GOAL OF THE EXERCISE:
Collect all the lines that mention the word "आईएएनएस".
--
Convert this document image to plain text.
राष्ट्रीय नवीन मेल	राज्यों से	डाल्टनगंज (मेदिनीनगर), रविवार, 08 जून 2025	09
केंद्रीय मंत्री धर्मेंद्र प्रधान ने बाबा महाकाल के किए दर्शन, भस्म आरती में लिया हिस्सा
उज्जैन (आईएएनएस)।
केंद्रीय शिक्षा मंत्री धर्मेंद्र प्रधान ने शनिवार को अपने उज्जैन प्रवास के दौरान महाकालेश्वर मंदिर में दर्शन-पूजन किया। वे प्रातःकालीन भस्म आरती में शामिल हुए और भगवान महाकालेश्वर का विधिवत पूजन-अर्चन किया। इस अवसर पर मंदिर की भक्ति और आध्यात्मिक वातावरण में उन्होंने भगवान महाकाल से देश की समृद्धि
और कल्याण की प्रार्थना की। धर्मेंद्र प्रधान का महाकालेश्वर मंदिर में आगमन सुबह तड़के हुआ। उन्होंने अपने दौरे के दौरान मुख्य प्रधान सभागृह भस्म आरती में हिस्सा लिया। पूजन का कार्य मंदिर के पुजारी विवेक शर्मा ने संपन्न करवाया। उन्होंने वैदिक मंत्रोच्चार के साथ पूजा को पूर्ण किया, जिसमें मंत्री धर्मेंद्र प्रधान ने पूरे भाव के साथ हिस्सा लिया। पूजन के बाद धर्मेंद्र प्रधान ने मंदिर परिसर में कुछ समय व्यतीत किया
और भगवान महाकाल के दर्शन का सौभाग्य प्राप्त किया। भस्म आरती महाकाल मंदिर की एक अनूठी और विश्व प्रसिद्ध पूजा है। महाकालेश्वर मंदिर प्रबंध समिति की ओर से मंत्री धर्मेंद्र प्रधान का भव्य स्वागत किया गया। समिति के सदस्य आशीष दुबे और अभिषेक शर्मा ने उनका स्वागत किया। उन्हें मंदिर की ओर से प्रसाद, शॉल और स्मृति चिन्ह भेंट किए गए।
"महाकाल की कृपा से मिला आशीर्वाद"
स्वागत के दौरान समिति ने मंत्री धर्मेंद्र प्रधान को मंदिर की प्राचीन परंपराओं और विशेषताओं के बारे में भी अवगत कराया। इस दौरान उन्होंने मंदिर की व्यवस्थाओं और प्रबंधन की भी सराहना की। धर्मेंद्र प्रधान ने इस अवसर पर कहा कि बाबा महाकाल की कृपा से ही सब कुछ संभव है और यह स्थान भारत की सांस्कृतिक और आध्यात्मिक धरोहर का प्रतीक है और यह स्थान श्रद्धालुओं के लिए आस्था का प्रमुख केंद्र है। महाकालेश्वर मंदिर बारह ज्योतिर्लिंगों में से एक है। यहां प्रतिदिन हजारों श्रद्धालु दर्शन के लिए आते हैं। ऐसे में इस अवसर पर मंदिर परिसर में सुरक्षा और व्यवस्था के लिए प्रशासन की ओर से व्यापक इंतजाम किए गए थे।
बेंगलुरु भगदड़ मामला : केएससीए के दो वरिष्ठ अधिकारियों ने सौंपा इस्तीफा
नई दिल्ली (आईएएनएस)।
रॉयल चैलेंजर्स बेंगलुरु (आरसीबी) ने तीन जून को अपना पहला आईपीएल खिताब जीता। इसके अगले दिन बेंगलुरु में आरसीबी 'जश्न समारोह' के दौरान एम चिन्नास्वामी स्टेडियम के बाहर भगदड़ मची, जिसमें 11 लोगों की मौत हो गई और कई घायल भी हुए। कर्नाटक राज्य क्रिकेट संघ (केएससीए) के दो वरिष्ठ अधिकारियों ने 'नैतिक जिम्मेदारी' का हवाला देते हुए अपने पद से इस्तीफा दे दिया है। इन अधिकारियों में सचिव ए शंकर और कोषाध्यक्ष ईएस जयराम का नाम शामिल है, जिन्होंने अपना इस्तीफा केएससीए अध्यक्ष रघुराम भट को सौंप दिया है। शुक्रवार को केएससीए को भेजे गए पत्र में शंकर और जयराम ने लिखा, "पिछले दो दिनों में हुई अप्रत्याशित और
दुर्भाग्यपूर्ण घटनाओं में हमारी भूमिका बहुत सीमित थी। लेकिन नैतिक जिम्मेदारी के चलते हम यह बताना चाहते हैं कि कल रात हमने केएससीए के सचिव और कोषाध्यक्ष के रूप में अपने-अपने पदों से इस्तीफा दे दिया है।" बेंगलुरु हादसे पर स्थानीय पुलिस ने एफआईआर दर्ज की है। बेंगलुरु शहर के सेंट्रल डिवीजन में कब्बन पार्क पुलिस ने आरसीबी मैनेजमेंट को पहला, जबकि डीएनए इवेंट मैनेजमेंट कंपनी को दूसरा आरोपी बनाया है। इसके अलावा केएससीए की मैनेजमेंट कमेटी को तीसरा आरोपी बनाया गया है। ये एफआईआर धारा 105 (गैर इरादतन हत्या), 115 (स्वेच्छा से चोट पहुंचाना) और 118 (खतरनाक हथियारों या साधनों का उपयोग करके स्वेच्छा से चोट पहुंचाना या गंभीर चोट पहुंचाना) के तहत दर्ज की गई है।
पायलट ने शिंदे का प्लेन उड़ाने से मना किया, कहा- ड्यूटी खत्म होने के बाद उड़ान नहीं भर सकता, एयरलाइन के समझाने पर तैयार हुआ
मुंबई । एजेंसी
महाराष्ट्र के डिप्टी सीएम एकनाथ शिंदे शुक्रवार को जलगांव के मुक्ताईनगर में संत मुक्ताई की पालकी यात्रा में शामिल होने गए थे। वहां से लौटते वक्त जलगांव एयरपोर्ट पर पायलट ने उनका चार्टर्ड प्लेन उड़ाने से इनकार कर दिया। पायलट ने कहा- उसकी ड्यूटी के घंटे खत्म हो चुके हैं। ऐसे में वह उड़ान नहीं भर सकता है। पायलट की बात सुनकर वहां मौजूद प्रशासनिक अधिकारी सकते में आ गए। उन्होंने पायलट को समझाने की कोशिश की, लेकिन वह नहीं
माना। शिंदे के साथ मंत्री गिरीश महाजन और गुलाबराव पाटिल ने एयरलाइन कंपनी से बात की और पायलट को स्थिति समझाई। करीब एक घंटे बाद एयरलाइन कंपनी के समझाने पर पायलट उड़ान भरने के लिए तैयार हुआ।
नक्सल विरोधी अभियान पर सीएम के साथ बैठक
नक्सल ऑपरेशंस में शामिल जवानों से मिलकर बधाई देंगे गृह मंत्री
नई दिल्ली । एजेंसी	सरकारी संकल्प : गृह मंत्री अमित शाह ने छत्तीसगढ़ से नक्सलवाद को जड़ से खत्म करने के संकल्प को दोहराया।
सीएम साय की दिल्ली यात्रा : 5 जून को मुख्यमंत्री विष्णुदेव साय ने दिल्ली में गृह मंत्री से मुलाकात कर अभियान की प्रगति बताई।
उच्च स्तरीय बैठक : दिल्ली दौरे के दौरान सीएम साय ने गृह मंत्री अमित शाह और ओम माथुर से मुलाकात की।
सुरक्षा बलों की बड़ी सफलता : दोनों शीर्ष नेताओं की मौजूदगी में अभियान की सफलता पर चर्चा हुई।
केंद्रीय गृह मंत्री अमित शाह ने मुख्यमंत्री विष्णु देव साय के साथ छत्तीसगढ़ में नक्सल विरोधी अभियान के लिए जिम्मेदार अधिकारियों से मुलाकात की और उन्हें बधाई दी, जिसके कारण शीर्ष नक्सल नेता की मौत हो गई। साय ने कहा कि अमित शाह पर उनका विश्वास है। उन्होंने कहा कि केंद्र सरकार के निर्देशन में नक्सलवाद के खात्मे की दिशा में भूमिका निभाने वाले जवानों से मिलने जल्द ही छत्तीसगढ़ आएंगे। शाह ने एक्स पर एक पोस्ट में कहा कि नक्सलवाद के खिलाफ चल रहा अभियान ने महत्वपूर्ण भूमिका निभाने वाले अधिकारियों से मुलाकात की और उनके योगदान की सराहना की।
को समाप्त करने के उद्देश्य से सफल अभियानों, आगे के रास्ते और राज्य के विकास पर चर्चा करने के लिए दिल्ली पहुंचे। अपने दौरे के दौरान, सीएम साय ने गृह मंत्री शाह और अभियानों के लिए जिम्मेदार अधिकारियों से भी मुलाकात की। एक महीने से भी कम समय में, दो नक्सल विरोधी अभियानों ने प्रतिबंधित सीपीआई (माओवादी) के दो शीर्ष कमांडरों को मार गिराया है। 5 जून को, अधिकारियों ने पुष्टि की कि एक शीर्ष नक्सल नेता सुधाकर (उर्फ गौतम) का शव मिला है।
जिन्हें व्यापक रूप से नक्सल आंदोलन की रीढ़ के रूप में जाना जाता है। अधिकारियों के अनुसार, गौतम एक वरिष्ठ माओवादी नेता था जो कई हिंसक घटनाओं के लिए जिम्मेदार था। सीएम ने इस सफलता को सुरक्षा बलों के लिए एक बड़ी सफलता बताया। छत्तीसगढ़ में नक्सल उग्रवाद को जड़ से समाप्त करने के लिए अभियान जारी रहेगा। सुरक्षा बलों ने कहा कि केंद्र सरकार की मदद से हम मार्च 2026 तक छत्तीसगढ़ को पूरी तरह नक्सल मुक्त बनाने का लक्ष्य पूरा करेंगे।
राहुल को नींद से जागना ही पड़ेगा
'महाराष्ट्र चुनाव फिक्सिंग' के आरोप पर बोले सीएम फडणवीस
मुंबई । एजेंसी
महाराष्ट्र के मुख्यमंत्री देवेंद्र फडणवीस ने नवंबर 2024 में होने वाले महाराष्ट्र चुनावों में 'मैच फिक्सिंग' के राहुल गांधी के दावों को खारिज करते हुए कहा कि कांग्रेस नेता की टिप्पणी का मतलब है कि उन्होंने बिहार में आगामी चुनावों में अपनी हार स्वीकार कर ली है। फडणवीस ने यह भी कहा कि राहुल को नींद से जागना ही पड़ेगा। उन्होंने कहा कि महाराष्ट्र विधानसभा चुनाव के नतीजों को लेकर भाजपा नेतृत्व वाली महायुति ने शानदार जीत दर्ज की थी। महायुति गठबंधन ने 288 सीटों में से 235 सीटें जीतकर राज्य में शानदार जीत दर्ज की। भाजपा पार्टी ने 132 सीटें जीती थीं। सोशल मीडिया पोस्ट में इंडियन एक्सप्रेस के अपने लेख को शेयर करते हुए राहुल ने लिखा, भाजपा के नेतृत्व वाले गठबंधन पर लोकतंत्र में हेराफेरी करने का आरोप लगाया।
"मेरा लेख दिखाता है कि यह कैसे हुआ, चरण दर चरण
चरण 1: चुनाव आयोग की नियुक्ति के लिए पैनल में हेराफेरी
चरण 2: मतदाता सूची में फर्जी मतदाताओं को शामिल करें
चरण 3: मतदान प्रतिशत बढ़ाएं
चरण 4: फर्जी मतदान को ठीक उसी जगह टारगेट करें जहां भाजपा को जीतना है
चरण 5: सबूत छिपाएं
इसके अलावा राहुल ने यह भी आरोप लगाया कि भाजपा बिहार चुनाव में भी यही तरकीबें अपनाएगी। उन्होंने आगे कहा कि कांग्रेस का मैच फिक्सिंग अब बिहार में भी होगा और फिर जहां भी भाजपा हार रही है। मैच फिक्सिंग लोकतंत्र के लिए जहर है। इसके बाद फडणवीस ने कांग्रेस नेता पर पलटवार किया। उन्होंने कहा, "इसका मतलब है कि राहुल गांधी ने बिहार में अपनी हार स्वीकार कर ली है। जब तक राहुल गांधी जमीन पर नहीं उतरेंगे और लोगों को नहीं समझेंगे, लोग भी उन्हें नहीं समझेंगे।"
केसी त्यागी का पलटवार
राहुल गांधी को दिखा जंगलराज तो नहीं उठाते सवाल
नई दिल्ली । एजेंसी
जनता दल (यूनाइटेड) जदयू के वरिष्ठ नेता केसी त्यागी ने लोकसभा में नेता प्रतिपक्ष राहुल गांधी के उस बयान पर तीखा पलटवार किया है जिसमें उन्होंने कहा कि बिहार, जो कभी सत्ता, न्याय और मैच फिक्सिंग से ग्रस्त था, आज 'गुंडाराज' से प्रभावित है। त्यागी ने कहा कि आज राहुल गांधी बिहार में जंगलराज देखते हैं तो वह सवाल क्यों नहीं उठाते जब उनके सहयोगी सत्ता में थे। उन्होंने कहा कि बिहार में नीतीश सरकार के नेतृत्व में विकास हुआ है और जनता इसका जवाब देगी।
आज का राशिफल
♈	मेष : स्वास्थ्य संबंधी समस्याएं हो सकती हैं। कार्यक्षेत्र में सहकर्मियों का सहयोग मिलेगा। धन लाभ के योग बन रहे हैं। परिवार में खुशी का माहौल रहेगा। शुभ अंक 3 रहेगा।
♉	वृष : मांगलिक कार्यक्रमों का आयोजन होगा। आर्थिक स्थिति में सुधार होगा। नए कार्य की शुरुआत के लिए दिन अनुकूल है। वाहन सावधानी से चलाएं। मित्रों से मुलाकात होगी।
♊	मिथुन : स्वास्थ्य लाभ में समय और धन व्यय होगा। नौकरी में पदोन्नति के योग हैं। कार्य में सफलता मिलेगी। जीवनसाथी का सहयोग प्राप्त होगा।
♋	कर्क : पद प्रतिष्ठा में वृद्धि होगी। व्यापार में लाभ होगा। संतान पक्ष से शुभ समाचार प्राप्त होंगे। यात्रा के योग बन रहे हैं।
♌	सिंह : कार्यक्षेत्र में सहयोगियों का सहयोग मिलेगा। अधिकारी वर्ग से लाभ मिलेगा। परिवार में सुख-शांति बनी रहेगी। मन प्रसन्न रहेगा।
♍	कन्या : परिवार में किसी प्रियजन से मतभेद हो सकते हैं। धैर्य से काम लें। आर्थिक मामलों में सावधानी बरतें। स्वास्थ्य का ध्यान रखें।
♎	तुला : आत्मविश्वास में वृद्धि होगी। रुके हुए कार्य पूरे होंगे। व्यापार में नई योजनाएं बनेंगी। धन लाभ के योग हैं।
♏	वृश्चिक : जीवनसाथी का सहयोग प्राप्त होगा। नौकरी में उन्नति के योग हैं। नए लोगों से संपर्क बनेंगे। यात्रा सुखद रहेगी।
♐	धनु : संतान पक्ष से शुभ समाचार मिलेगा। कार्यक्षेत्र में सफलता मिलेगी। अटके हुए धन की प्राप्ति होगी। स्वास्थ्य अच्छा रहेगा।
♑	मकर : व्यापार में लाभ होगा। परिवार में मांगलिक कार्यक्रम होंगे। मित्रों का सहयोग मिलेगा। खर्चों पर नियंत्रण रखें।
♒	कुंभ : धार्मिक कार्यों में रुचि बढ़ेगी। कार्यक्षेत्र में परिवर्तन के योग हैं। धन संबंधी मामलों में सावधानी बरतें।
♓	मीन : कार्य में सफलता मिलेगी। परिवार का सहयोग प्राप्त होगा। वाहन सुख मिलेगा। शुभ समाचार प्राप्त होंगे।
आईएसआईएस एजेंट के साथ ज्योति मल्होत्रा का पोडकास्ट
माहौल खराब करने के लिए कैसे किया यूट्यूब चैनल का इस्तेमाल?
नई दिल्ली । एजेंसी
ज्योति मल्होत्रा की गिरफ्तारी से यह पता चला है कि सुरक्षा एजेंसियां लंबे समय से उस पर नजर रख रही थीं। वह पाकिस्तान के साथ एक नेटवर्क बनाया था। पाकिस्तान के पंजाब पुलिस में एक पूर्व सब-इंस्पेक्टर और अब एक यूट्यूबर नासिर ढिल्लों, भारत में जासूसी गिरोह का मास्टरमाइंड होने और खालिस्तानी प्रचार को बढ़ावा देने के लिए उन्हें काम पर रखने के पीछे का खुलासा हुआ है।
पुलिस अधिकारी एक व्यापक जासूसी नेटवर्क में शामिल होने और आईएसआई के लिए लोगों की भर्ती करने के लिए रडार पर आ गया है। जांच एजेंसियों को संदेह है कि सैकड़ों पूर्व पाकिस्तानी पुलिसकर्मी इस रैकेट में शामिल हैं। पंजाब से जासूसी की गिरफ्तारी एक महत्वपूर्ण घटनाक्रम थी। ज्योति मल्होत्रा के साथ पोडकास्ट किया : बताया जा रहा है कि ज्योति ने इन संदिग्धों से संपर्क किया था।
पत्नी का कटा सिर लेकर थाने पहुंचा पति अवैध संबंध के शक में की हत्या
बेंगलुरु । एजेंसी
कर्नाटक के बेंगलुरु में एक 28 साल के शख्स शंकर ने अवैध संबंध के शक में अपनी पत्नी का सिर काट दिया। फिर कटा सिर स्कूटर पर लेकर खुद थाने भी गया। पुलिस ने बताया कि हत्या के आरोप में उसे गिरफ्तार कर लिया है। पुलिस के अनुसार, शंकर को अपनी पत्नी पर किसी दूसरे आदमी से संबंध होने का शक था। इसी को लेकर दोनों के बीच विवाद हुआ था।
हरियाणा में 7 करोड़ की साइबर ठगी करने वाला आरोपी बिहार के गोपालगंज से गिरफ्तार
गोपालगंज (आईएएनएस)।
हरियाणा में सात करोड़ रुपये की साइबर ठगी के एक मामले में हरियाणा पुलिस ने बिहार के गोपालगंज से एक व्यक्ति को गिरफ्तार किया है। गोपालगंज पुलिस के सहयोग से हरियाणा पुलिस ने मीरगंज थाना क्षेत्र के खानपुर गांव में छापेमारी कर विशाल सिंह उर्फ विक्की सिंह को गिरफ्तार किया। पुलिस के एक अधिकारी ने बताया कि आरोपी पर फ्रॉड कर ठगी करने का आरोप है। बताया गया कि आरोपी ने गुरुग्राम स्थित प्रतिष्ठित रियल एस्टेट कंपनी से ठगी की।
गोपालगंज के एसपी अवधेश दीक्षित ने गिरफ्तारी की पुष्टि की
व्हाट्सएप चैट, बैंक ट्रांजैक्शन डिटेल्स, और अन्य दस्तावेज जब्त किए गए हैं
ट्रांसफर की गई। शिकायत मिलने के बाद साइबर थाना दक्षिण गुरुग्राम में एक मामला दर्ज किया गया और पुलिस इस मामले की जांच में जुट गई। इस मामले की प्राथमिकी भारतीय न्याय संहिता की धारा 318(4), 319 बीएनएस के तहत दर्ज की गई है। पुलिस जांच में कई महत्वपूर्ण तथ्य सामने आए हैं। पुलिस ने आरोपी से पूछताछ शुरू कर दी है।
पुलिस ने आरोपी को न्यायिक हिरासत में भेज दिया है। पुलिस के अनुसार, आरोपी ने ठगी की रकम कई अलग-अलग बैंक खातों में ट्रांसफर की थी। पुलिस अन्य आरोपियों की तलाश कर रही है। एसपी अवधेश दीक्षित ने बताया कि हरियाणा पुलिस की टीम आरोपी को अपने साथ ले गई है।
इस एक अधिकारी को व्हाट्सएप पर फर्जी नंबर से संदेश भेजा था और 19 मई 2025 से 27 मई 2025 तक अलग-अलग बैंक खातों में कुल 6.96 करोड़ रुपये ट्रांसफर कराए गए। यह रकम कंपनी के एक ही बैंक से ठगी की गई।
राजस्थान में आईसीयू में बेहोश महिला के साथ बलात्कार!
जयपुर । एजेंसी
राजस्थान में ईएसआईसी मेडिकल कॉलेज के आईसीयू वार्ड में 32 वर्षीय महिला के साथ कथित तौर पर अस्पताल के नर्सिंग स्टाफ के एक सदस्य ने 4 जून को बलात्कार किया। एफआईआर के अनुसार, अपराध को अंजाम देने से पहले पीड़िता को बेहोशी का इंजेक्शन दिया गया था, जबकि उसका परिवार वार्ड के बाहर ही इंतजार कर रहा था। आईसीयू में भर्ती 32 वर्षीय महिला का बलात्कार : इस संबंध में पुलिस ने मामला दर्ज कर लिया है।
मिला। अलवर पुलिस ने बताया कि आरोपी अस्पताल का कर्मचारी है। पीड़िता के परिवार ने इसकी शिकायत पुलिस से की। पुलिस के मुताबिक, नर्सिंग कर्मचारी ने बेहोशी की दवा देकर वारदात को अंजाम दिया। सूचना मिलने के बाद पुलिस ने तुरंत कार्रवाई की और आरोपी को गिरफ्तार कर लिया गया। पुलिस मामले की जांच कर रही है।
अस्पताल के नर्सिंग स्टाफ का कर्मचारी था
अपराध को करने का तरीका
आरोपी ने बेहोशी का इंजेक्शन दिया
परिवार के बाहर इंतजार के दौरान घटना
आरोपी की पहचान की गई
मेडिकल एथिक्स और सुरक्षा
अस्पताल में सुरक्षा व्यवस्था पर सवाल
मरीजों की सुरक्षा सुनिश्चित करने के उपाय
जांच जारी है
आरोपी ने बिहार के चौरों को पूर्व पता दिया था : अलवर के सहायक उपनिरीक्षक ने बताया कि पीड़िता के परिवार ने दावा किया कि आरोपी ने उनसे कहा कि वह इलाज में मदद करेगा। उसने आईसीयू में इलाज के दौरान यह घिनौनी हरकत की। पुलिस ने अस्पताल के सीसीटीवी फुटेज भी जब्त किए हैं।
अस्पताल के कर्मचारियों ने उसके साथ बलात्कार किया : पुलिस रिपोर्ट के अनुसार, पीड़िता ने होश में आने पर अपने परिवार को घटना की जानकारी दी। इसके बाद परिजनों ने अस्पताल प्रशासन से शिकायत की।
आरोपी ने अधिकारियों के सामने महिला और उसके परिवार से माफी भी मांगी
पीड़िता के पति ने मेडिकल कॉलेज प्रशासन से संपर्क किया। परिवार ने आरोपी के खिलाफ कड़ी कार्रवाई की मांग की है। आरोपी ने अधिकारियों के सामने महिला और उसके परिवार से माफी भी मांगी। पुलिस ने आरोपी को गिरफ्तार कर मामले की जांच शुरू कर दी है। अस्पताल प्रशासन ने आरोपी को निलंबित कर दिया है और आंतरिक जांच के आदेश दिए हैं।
--
COMPLETE RESPONSE:
उज्जैन (आईएएनएस)।
नई दिल्ली (आईएएनएस)।
गोपालगंज (आईएएनएस)।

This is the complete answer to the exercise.